>> Start Records to process

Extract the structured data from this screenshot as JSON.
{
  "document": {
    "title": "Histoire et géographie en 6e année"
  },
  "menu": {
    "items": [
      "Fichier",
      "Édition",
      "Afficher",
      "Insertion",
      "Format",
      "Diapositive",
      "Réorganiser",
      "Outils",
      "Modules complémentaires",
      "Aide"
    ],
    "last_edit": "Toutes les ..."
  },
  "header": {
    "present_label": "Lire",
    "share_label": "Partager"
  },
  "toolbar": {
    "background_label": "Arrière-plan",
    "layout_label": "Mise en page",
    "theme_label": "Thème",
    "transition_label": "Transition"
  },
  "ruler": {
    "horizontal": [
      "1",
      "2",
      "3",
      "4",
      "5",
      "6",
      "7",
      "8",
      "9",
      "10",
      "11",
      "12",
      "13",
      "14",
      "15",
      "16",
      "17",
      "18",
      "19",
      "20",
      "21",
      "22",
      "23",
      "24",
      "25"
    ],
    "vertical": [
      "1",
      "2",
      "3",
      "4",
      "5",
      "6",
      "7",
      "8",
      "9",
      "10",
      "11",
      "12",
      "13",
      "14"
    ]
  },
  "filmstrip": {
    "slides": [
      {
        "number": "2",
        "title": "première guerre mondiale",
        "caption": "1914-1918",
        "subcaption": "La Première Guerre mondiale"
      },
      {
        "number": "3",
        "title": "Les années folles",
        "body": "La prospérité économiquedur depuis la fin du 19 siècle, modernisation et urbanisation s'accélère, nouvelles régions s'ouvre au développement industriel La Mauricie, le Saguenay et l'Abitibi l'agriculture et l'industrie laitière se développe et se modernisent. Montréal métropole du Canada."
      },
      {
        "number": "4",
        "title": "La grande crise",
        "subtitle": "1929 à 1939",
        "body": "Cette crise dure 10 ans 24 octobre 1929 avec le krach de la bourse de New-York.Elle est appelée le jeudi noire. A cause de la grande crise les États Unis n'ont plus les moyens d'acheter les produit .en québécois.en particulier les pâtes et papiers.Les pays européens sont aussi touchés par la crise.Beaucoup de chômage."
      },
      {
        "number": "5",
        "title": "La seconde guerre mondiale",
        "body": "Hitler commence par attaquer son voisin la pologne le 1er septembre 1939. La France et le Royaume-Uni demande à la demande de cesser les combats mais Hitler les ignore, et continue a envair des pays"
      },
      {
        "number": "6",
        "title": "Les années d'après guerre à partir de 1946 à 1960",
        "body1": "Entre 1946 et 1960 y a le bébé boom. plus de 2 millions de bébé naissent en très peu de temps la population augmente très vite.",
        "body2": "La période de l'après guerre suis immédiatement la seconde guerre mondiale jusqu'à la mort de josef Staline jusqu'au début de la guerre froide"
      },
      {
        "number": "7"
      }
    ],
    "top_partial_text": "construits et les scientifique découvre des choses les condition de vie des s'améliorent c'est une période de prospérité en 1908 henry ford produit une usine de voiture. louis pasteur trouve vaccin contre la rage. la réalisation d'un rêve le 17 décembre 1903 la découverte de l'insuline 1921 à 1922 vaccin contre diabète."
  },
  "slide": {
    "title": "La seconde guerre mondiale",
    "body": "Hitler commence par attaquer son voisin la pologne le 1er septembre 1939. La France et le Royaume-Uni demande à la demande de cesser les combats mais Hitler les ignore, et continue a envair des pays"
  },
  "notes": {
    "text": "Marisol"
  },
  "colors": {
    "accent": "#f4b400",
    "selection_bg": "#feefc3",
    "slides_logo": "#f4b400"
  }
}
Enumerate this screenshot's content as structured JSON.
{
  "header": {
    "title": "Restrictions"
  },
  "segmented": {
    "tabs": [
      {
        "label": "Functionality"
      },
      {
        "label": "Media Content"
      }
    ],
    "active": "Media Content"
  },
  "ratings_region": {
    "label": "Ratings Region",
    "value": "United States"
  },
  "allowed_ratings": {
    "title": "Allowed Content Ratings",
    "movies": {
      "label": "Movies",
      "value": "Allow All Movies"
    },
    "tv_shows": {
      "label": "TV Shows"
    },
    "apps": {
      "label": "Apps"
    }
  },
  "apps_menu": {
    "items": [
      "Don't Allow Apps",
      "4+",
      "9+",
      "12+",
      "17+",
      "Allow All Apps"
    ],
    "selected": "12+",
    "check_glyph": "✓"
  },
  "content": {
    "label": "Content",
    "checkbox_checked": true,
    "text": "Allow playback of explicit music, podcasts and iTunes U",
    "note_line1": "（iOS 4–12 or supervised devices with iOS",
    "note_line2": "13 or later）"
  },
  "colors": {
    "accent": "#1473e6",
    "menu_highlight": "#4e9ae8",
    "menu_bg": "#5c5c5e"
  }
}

>> End Records to process

» **Stated task**
Print the records once more, exactly as they were given.

» **Answer**
Extract the structured data from this screenshot as JSON.
{
  "document": {
    "title": "Histoire et géographie en 6e année"
  },
  "menu": {
    "items": [
      "Fichier",
      "Édition",
      "Afficher",
      "Insertion",
      "Format",
      "Diapositive",
      "Réorganiser",
      "Outils",
      "Modules complémentaires",
      "Aide"
    ],
    "last_edit": "Toutes les ..."
  },
  "header": {
    "present_label": "Lire",
    "share_label": "Partager"
  },
  "toolbar": {
    "background_label": "Arrière-plan",
    "layout_label": "Mise en page",
    "theme_label": "Thème",
    "transition_label": "Transition"
  },
  "ruler": {
    "horizontal": [
      "1",
      "2",
      "3",
      "4",
      "5",
      "6",
      "7",
      "8",
      "9",
      "10",
      "11",
      "12",
      "13",
      "14",
      "15",
      "16",
      "17",
      "18",
      "19",
      "20",
      "21",
      "22",
      "23",
      "24",
      "25"
    ],
    "vertical": [
      "1",
      "2",
      "3",
      "4",
      "5",
      "6",
      "7",
      "8",
      "9",
      "10",
      "11",
      "12",
      "13",
      "14"
    ]
  },
  "filmstrip": {
    "slides": [
      {
        "number": "2",
        "title": "première guerre mondiale",
        "caption": "1914-1918",
        "subcaption": "La Première Guerre mondiale"
      },
      {
        "number": "3",
        "title": "Les années folles",
        "body": "La prospérité économiquedur depuis la fin du 19 siècle, modernisation et urbanisation s'accélère, nouvelles régions s'ouvre au développement industriel La Mauricie, le Saguenay et l'Abitibi l'agriculture et l'industrie laitière se développe et se modernisent. Montréal métropole du Canada."
      },
      {
        "number": "4",
        "title": "La grande crise",
        "subtitle": "1929 à 1939",
        "body": "Cette crise dure 10 ans 24 octobre 1929 avec le krach de la bourse de New-York.Elle est appelée le jeudi noire. A cause de la grande crise les États Unis n'ont plus les moyens d'acheter les produit .en québécois.en particulier les pâtes et papiers.Les pays européens sont aussi touchés par la crise.Beaucoup de chômage."
      },
      {
        "number": "5",
        "title": "La seconde guerre mondiale",
        "body": "Hitler commence par attaquer son voisin la pologne le 1er septembre 1939. La France et le Royaume-Uni demande à la demande de cesser les combats mais Hitler les ignore, et continue a envair des pays"
      },
      {
        "number": "6",
        "title": "Les années d'après guerre à partir de 1946 à 1960",
        "body1": "Entre 1946 et 1960 y a le bébé boom. plus de 2 millions de bébé naissent en très peu de temps la population augmente très vite.",
        "body2": "La période de l'après guerre suis immédiatement la seconde guerre mondiale jusqu'à la mort de josef Staline jusqu'au début de la guerre froide"
      },
      {
        "number": "7"
      }
    ],
    "top_partial_text": "construits et les scientifique découvre des choses les condition de vie des s'améliorent c'est une période de prospérité en 1908 henry ford produit une usine de voiture. louis pasteur trouve vaccin contre la rage. la réalisation d'un rêve le 17 décembre 1903 la découverte de l'insuline 1921 à 1922 vaccin contre diabète."
  },
  "slide": {
    "title": "La seconde guerre mondiale",
    "body": "Hitler commence par attaquer son voisin la pologne le 1er septembre 1939. La France et le Royaume-Uni demande à la demande de cesser les combats mais Hitler les ignore, et continue a envair des pays"
  },
  "notes": {
    "text": "Marisol"
  },
  "colors": {
    "accent": "#f4b400",
    "selection_bg": "#feefc3",
    "slides_logo": "#f4b400"
  }
}
Enumerate this screenshot's content as structured JSON.
{
  "header": {
    "title": "Restrictions"
  },
  "segmented": {
    "tabs": [
      {
        "label": "Functionality"
      },
      {
        "label": "Media Content"
      }
    ],
    "active": "Media Content"
  },
  "ratings_region": {
    "label": "Ratings Region",
    "value": "United States"
  },
  "allowed_ratings": {
    "title": "Allowed Content Ratings",
    "movies": {
      "label": "Movies",
      "value": "Allow All Movies"
    },
    "tv_shows": {
      "label": "TV Shows"
    },
    "apps": {
      "label": "Apps"
    }
  },
  "apps_menu": {
    "items": [
      "Don't Allow Apps",
      "4+",
      "9+",
      "12+",
      "17+",
      "Allow All Apps"
    ],
    "selected": "12+",
    "check_glyph": "✓"
  },
  "content": {
    "label": "Content",
    "checkbox_checked": true,
    "text": "Allow playback of explicit music, podcasts and iTunes U",
    "note_line1": "（iOS 4–12 or supervised devices with iOS",
    "note_line2": "13 or later）"
  },
  "colors": {
    "accent": "#1473e6",
    "menu_highlight": "#4e9ae8",
    "menu_bg": "#5c5c5e"
  }
}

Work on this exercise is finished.